MATERIAL PROVIDED:
******
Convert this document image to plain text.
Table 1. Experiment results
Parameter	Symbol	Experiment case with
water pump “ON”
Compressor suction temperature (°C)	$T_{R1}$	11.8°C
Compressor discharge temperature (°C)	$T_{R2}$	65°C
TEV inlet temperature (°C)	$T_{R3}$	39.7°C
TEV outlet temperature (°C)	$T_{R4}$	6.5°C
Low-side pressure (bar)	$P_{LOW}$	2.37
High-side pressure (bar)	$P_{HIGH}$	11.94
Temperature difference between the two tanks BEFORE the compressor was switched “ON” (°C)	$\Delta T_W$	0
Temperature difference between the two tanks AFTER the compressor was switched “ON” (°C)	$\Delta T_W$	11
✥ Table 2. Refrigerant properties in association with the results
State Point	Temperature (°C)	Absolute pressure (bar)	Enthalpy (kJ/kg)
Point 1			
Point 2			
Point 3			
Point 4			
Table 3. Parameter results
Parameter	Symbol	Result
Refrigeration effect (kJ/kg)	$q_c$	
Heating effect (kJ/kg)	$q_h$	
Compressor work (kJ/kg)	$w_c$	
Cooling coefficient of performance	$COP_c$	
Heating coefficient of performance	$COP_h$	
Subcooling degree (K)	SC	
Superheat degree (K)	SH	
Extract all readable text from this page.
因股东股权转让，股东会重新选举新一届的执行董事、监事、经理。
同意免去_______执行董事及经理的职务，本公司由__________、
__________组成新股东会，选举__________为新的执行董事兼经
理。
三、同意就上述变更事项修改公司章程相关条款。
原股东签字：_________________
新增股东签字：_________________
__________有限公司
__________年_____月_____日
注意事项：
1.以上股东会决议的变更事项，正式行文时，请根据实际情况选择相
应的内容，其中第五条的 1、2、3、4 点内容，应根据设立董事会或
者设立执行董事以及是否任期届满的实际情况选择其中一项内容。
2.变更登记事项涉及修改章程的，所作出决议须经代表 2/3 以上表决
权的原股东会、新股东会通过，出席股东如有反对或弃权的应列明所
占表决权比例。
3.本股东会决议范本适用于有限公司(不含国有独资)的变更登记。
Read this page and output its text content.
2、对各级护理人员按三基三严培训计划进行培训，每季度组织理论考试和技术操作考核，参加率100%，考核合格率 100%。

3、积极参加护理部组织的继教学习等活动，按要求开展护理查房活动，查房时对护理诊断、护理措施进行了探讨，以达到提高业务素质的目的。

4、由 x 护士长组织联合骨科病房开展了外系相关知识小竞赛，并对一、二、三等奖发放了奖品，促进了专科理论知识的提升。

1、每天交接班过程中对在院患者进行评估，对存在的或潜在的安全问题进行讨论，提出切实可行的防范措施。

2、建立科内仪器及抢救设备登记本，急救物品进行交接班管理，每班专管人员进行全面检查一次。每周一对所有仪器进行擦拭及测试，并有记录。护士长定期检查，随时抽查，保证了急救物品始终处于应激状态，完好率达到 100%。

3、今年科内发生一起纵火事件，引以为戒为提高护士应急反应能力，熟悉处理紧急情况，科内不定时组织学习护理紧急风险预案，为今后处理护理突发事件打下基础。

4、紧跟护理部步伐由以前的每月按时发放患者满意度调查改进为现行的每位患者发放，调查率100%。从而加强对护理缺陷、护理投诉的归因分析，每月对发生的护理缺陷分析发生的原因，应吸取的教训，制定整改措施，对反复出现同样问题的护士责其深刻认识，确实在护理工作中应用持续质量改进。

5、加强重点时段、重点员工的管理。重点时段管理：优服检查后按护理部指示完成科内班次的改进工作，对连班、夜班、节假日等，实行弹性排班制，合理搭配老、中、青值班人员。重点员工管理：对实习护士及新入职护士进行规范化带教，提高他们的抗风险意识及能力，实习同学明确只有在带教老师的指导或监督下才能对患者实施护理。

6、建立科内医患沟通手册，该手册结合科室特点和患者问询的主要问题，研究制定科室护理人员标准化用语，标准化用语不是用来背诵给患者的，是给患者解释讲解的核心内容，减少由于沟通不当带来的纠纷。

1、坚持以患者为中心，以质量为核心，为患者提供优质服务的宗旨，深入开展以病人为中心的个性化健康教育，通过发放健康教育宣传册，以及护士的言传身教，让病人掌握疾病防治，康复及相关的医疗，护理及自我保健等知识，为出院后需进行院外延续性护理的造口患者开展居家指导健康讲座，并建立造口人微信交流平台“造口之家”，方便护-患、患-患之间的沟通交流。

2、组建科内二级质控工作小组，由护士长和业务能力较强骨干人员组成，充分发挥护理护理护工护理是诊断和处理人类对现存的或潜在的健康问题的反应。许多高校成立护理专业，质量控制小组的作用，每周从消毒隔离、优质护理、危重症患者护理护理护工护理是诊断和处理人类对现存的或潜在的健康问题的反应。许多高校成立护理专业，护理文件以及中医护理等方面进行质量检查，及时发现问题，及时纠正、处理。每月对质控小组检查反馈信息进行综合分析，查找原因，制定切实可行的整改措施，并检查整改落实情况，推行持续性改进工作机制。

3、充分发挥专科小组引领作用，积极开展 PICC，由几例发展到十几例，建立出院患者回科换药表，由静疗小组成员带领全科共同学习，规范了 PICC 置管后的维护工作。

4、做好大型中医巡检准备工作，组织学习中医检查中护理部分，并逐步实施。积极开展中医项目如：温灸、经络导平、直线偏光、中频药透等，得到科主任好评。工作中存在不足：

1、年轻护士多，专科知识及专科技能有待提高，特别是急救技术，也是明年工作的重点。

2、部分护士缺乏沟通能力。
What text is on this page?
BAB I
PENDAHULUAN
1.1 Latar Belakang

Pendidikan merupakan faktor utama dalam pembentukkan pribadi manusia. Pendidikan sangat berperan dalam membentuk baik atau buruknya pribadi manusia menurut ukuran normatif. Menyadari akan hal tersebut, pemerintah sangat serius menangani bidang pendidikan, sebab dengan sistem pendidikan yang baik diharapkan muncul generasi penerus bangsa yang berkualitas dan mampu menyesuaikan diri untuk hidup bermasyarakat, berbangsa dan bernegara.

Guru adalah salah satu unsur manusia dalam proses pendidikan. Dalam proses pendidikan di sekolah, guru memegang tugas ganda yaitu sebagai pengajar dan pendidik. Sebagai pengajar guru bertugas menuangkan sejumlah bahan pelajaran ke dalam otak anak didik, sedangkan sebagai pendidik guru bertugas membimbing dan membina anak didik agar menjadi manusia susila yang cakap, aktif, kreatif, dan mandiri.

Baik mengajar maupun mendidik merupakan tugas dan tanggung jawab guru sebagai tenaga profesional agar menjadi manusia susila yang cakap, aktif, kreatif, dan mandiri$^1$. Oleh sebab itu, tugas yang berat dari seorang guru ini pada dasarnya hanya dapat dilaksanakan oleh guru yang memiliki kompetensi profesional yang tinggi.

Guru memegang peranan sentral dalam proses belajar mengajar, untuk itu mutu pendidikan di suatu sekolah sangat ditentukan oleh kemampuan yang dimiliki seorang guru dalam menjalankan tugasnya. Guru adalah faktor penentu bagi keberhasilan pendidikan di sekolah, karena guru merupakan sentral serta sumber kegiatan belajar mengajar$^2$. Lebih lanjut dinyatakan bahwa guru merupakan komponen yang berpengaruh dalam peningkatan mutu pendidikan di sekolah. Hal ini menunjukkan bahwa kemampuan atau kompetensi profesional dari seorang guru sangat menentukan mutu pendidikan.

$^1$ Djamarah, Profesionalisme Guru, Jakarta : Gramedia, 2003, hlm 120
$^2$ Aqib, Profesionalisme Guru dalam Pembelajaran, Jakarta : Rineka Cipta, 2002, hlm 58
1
******
DESCRIPTION OF THE TASK: Using the records above, find and show each line with the string "Heating".

COMPLETED TASK:
Heating effect (kJ/kg)	$q_h$	
Heating coefficient of performance	$COP_h$	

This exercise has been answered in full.